======== Data for processing
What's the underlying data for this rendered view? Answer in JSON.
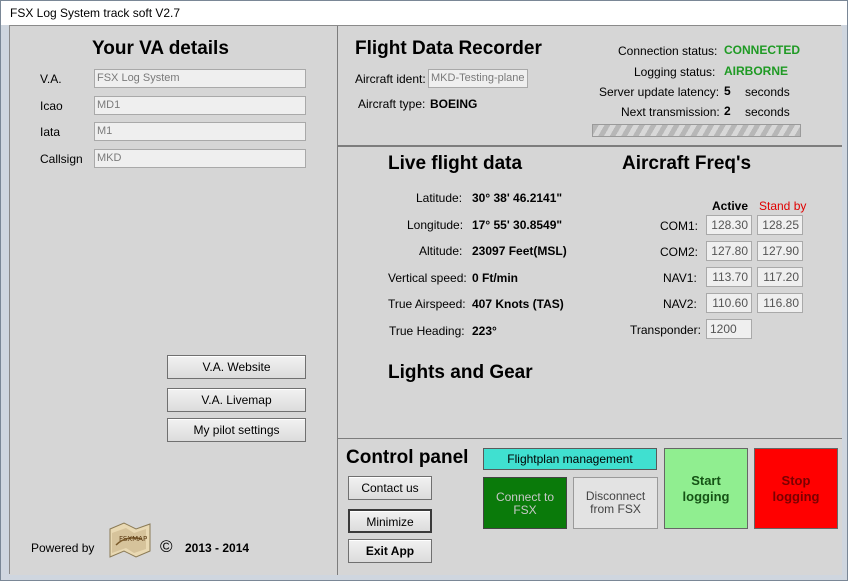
{
  "window": {
    "title": "FSX Log System track soft V2.7"
  },
  "va": {
    "heading": "Your VA details",
    "fields": [
      {
        "label": "V.A.",
        "value": "FSX Log System"
      },
      {
        "label": "Icao",
        "value": "MD1"
      },
      {
        "label": "Iata",
        "value": "M1"
      },
      {
        "label": "Callsign",
        "value": "MKD"
      }
    ],
    "buttons": {
      "website": "V.A. Website",
      "livemap": "V.A. Livemap",
      "settings": "My pilot settings"
    },
    "footer": {
      "powered_by": "Powered by",
      "copyright_symbol": "©",
      "years": "2013 - 2014",
      "logo_text": "FSXMAP"
    }
  },
  "recorder": {
    "heading": "Flight Data Recorder",
    "ident_label": "Aircraft ident:",
    "ident_value": "MKD-Testing-plane",
    "type_label": "Aircraft type:",
    "type_value": "BOEING",
    "status": [
      {
        "label": "Connection status:",
        "value": "CONNECTED",
        "unit": ""
      },
      {
        "label": "Logging status:",
        "value": "AIRBORNE",
        "unit": ""
      },
      {
        "label": "Server update latency:",
        "value": "5",
        "unit": "seconds"
      },
      {
        "label": "Next transmission:",
        "value": "2",
        "unit": "seconds"
      }
    ],
    "colors": {
      "status_ok": "#1f9a24"
    }
  },
  "live": {
    "heading": "Live flight data",
    "rows": [
      {
        "label": "Latitude:",
        "value": "30° 38' 46.2141\""
      },
      {
        "label": "Longitude:",
        "value": "17° 55' 30.8549\""
      },
      {
        "label": "Altitude:",
        "value": "23097 Feet(MSL)"
      },
      {
        "label": "Vertical speed:",
        "value": "0 Ft/min"
      },
      {
        "label": "True Airspeed:",
        "value": "407 Knots (TAS)"
      },
      {
        "label": "True Heading:",
        "value": "223°"
      }
    ],
    "lights_heading": "Lights and Gear"
  },
  "freqs": {
    "heading": "Aircraft Freq's",
    "active_label": "Active",
    "standby_label": "Stand by",
    "rows": [
      {
        "label": "COM1:",
        "active": "128.30",
        "standby": "128.25"
      },
      {
        "label": "COM2:",
        "active": "127.80",
        "standby": "127.90"
      },
      {
        "label": "NAV1:",
        "active": "113.70",
        "standby": "117.20"
      },
      {
        "label": "NAV2:",
        "active": "110.60",
        "standby": "116.80"
      }
    ],
    "transponder_label": "Transponder:",
    "transponder_value": "1200"
  },
  "control": {
    "heading": "Control panel",
    "contact": "Contact us",
    "minimize": "Minimize",
    "exit": "Exit App",
    "flightplan": "Flightplan management",
    "connect": "Connect to FSX",
    "disconnect": "Disconnect from FSX",
    "start": "Start logging",
    "stop": "Stop logging",
    "colors": {
      "flightplan": "#40e0d0",
      "connect": "#0a7a0a",
      "start": "#90ee90",
      "stop": "#ff0000"
    }
  }
}
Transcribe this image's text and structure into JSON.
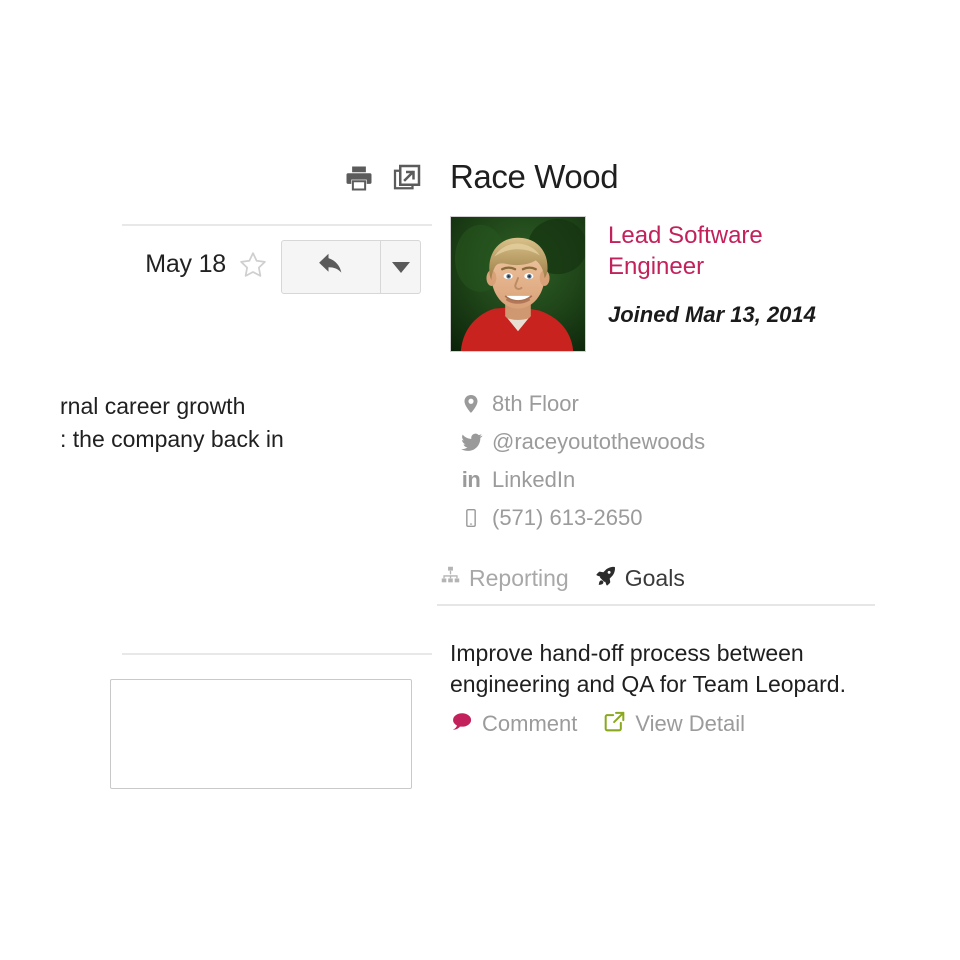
{
  "email": {
    "date": "May 18",
    "star_icon": "star-outline-icon",
    "print_icon": "print-icon",
    "popout_icon": "open-in-new-window-icon",
    "reply_icon": "reply-arrow-icon",
    "more_icon": "chevron-down-icon",
    "body_lines": [
      "rnal career growth",
      ": the company back in"
    ],
    "reply_box_placeholder": ""
  },
  "profile": {
    "name": "Race Wood",
    "title": "Lead Software Engineer",
    "joined": "Joined Mar 13, 2014",
    "avatar_alt": "Race Wood profile photo",
    "contacts": [
      {
        "icon": "location-pin-icon",
        "value": "8th Floor"
      },
      {
        "icon": "twitter-icon",
        "value": "@raceyoutothewoods"
      },
      {
        "icon": "linkedin-icon",
        "value": "LinkedIn"
      },
      {
        "icon": "mobile-phone-icon",
        "value": "(571) 613-2650"
      }
    ],
    "tabs": [
      {
        "icon": "org-chart-icon",
        "label": "Reporting",
        "active": false
      },
      {
        "icon": "rocket-icon",
        "label": "Goals",
        "active": true
      }
    ],
    "goal": {
      "text": "Improve hand-off process between engineering and QA for Team Leopard.",
      "actions": [
        {
          "icon": "comment-bubble-icon",
          "label": "Comment",
          "color": "#c2215c"
        },
        {
          "icon": "external-link-icon",
          "label": "View Detail",
          "color": "#8aa81e"
        }
      ]
    }
  },
  "colors": {
    "title_crimson": "#c2215c",
    "comment_icon": "#c2215c",
    "view_detail_icon": "#8aa81e",
    "muted_text": "#9b9b9b",
    "dark_text": "#1f1f1f",
    "divider": "#e6e6e6",
    "button_face": "#f5f5f5",
    "button_border": "#d7d7d7"
  }
}
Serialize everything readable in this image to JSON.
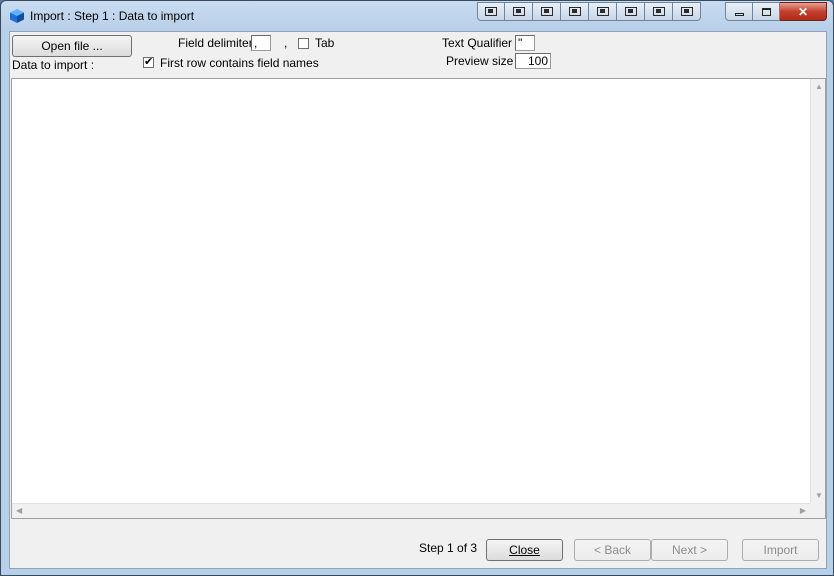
{
  "window": {
    "title": "Import : Step 1 : Data to import",
    "toolbar_icons": [
      "layout-1-icon",
      "layout-2-icon",
      "layout-3-icon",
      "layout-4-icon",
      "layout-5-icon",
      "layout-6-icon",
      "layout-7-icon",
      "layout-8-icon"
    ],
    "caption": {
      "close_label": "✕"
    }
  },
  "form": {
    "open_file_label": "Open file ...",
    "data_to_import_label": "Data to import :",
    "field_delimiter_label": "Field delimiter :",
    "field_delimiter_value": ",",
    "field_delimiter_suffix": ",",
    "tab_label": "Tab",
    "tab_checked": false,
    "first_row_label": "First row contains field names",
    "first_row_checked": true,
    "first_row_check_glyph": "✔",
    "text_qualifier_label": "Text Qualifier :",
    "text_qualifier_value": "\"",
    "preview_size_label": "Preview size :",
    "preview_size_value": "100"
  },
  "footer": {
    "step_text": "Step 1 of 3",
    "close_label": "Close",
    "back_label": "< Back",
    "next_label": "Next >",
    "import_label": "Import"
  },
  "colors": {
    "title_bar": "#b7cfe8",
    "client_bg": "#f0f0f0",
    "close_button": "#c4402c"
  }
}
================
• [What is asked]:
Set down the complete material exactly, but do not include the images.

• [Expected answer]:
What's the underlying data for this rendered view? Answer in JSON.
{
  "window": {
    "title": "FSX Log System track soft V2.7"
  },
  "va": {
    "heading": "Your VA details",
    "fields": [
      {
        "label": "V.A.",
        "value": "FSX Log System"
      },
      {
        "label": "Icao",
        "value": "MD1"
      },
      {
        "label": "Iata",
        "value": "M1"
      },
      {
        "label": "Callsign",
        "value": "MKD"
      }
    ],
    "buttons": {
      "website": "V.A. Website",
      "livemap": "V.A. Livemap",
      "settings": "My pilot settings"
    },
    "footer": {
      "powered_by": "Powered by",
      "copyright_symbol": "©",
      "years": "2013 - 2014",
      "logo_text": "FSXMAP"
    }
  },
  "recorder": {
    "heading": "Flight Data Recorder",
    "ident_label": "Aircraft ident:",
    "ident_value": "MKD-Testing-plane",
    "type_label": "Aircraft type:",
    "type_value": "BOEING",
    "status": [
      {
        "label": "Connection status:",
        "value": "CONNECTED",
        "unit": ""
      },
      {
        "label": "Logging status:",
        "value": "AIRBORNE",
        "unit": ""
      },
      {
        "label": "Server update latency:",
        "value": "5",
        "unit": "seconds"
      },
      {
        "label": "Next transmission:",
        "value": "2",
        "unit": "seconds"
      }
    ],
    "colors": {
      "status_ok": "#1f9a24"
    }
  },
  "live": {
    "heading": "Live flight data",
    "rows": [
      {
        "label": "Latitude:",
        "value": "30° 38' 46.2141\""
      },
      {
        "label": "Longitude:",
        "value": "17° 55' 30.8549\""
      },
      {
        "label": "Altitude:",
        "value": "23097 Feet(MSL)"
      },
      {
        "label": "Vertical speed:",
        "value": "0 Ft/min"
      },
      {
        "label": "True Airspeed:",
        "value": "407 Knots (TAS)"
      },
      {
        "label": "True Heading:",
        "value": "223°"
      }
    ],
    "lights_heading": "Lights and Gear"
  },
  "freqs": {
    "heading": "Aircraft Freq's",
    "active_label": "Active",
    "standby_label": "Stand by",
    "rows": [
      {
        "label": "COM1:",
        "active": "128.30",
        "standby": "128.25"
      },
      {
        "label": "COM2:",
        "active": "127.80",
        "standby": "127.90"
      },
      {
        "label": "NAV1:",
        "active": "113.70",
        "standby": "117.20"
      },
      {
        "label": "NAV2:",
        "active": "110.60",
        "standby": "116.80"
      }
    ],
    "transponder_label": "Transponder:",
    "transponder_value": "1200"
  },
  "control": {
    "heading": "Control panel",
    "contact": "Contact us",
    "minimize": "Minimize",
    "exit": "Exit App",
    "flightplan": "Flightplan management",
    "connect": "Connect to FSX",
    "disconnect": "Disconnect from FSX",
    "start": "Start logging",
    "stop": "Stop logging",
    "colors": {
      "flightplan": "#40e0d0",
      "connect": "#0a7a0a",
      "start": "#90ee90",
      "stop": "#ff0000"
    }
  }
}
Transcribe this image's text and structure into JSON.
{
  "email": {
    "date": "May 18",
    "star_icon": "star-outline-icon",
    "print_icon": "print-icon",
    "popout_icon": "open-in-new-window-icon",
    "reply_icon": "reply-arrow-icon",
    "more_icon": "chevron-down-icon",
    "body_lines": [
      "rnal career growth",
      ": the company back in"
    ],
    "reply_box_placeholder": ""
  },
  "profile": {
    "name": "Race Wood",
    "title": "Lead Software Engineer",
    "joined": "Joined Mar 13, 2014",
    "avatar_alt": "Race Wood profile photo",
    "contacts": [
      {
        "icon": "location-pin-icon",
        "value": "8th Floor"
      },
      {
        "icon": "twitter-icon",
        "value": "@raceyoutothewoods"
      },
      {
        "icon": "linkedin-icon",
        "value": "LinkedIn"
      },
      {
        "icon": "mobile-phone-icon",
        "value": "(571) 613-2650"
      }
    ],
    "tabs": [
      {
        "icon": "org-chart-icon",
        "label": "Reporting",
        "active": false
      },
      {
        "icon": "rocket-icon",
        "label": "Goals",
        "active": true
      }
    ],
    "goal": {
      "text": "Improve hand-off process between engineering and QA for Team Leopard.",
      "actions": [
        {
          "icon": "comment-bubble-icon",
          "label": "Comment",
          "color": "#c2215c"
        },
        {
          "icon": "external-link-icon",
          "label": "View Detail",
          "color": "#8aa81e"
        }
      ]
    }
  },
  "colors": {
    "title_crimson": "#c2215c",
    "comment_icon": "#c2215c",
    "view_detail_icon": "#8aa81e",
    "muted_text": "#9b9b9b",
    "dark_text": "#1f1f1f",
    "divider": "#e6e6e6",
    "button_face": "#f5f5f5",
    "button_border": "#d7d7d7"
  }
}
Serialize everything readable in this image to JSON.
{
  "window": {
    "title": "Import : Step 1 : Data to import",
    "toolbar_icons": [
      "layout-1-icon",
      "layout-2-icon",
      "layout-3-icon",
      "layout-4-icon",
      "layout-5-icon",
      "layout-6-icon",
      "layout-7-icon",
      "layout-8-icon"
    ],
    "caption": {
      "close_label": "✕"
    }
  },
  "form": {
    "open_file_label": "Open file ...",
    "data_to_import_label": "Data to import :",
    "field_delimiter_label": "Field delimiter :",
    "field_delimiter_value": ",",
    "field_delimiter_suffix": ",",
    "tab_label": "Tab",
    "tab_checked": false,
    "first_row_label": "First row contains field names",
    "first_row_checked": true,
    "first_row_check_glyph": "✔",
    "text_qualifier_label": "Text Qualifier :",
    "text_qualifier_value": "\"",
    "preview_size_label": "Preview size :",
    "preview_size_value": "100"
  },
  "footer": {
    "step_text": "Step 1 of 3",
    "close_label": "Close",
    "back_label": "< Back",
    "next_label": "Next >",
    "import_label": "Import"
  },
  "colors": {
    "title_bar": "#b7cfe8",
    "client_bg": "#f0f0f0",
    "close_button": "#c4402c"
  }
}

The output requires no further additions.